[Records from a dataset]
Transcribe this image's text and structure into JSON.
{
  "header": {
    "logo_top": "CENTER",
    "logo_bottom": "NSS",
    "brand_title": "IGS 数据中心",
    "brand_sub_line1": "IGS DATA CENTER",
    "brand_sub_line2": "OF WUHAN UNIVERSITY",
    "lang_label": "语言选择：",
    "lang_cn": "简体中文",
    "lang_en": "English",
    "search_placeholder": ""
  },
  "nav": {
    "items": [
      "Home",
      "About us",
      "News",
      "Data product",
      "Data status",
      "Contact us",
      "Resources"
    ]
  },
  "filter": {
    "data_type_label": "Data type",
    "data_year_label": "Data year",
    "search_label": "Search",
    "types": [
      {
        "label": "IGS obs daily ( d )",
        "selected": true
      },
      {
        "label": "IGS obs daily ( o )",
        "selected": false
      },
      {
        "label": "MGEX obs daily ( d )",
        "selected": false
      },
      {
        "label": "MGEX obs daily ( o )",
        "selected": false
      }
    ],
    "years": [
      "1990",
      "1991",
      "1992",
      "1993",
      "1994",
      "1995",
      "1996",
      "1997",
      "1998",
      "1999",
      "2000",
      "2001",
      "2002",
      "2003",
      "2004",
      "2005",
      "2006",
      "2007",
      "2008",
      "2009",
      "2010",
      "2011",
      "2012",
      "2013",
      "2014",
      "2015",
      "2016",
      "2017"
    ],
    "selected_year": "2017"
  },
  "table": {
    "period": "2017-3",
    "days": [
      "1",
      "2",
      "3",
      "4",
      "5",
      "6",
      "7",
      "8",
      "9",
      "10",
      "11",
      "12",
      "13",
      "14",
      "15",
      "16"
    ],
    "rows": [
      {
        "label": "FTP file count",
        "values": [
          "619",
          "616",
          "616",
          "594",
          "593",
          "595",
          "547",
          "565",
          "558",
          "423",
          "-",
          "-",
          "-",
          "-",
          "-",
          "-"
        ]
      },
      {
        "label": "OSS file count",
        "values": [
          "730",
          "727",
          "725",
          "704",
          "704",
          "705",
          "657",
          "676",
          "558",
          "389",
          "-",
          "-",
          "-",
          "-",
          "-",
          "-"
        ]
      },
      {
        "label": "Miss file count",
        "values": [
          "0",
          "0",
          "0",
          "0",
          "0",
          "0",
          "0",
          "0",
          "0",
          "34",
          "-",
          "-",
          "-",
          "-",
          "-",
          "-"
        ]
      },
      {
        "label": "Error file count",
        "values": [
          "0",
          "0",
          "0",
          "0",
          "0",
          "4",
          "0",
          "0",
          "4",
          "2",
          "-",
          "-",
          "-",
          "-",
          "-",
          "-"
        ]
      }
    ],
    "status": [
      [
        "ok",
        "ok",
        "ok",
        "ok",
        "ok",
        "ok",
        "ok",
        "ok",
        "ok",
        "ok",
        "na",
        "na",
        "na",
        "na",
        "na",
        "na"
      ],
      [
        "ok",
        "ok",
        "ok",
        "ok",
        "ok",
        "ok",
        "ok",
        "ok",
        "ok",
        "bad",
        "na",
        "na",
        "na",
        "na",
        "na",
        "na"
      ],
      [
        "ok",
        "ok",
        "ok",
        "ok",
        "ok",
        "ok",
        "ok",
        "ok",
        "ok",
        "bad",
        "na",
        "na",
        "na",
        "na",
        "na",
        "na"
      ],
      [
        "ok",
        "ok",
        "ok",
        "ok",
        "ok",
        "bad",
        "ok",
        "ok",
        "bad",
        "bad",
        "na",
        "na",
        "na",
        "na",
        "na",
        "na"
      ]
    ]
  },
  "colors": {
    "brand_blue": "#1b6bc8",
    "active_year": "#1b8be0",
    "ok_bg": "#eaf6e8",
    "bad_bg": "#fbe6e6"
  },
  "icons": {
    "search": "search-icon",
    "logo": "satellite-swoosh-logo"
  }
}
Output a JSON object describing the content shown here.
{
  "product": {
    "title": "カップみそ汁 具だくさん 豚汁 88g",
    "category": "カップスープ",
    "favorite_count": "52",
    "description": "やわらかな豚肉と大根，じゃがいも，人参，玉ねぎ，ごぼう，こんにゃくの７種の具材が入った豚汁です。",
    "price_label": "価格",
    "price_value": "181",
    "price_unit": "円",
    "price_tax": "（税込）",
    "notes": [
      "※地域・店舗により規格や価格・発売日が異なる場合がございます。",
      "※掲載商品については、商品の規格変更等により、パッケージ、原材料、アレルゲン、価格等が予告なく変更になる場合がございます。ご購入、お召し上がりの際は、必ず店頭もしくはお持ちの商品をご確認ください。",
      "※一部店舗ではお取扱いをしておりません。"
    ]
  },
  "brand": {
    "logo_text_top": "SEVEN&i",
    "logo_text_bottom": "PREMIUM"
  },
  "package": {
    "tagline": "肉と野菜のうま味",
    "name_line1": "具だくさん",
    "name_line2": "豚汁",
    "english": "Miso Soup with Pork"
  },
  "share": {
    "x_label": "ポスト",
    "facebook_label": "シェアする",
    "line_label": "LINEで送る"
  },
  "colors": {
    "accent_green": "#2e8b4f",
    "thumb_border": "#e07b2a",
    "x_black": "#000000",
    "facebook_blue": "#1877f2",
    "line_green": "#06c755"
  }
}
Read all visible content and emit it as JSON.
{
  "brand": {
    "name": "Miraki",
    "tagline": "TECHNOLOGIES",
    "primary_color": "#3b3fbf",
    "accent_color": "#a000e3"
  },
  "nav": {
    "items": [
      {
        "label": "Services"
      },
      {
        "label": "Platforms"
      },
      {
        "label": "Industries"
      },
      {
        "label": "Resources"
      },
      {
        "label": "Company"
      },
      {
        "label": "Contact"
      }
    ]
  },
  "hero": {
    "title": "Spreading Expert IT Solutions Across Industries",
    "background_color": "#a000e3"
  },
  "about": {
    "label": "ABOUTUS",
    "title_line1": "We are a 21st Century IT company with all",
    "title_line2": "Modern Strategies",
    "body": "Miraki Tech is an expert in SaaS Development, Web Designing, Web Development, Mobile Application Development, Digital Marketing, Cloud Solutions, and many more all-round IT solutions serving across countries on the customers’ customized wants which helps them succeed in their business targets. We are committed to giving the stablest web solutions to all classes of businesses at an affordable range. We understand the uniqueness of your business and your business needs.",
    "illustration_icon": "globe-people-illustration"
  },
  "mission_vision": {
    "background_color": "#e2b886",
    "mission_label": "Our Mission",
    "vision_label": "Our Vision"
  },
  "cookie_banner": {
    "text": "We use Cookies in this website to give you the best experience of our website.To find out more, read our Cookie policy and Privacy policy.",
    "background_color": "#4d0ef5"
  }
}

▶ [Task]:
Report the number of lines above containing the word "tagline", with no other text.

▶ [Answer below]:
2